## Given records:
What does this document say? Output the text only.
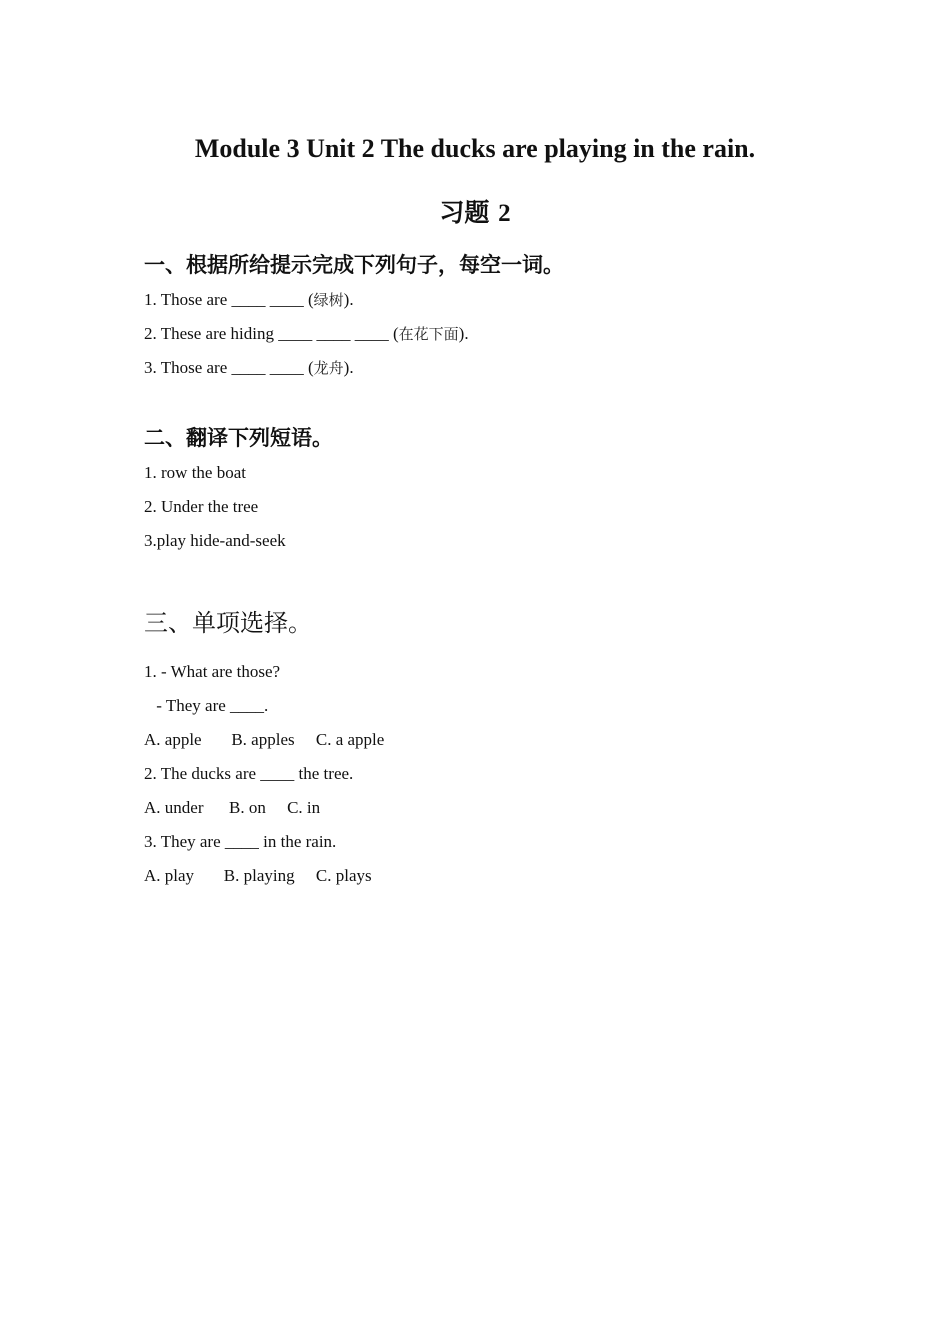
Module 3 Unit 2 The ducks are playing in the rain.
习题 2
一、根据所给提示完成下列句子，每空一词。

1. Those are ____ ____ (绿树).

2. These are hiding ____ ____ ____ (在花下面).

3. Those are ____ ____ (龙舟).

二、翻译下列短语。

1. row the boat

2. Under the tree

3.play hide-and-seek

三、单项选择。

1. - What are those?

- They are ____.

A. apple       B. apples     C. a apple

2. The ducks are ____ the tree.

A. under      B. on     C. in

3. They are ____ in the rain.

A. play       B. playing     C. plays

## Aim:
Repeat the material above verbatim, with no pictures in the output.

## Exercise output:
What does this document say? Output the text only.
Module 3 Unit 2 The ducks are playing in the rain.
习题 2
一、根据所给提示完成下列句子，每空一词。

1. Those are ____ ____ (绿树).

2. These are hiding ____ ____ ____ (在花下面).

3. Those are ____ ____ (龙舟).

二、翻译下列短语。

1. row the boat

2. Under the tree

3.play hide-and-seek

三、单项选择。

1. - What are those?

- They are ____.

A. apple       B. apples     C. a apple

2. The ducks are ____ the tree.

A. under      B. on     C. in

3. They are ____ in the rain.

A. play       B. playing     C. plays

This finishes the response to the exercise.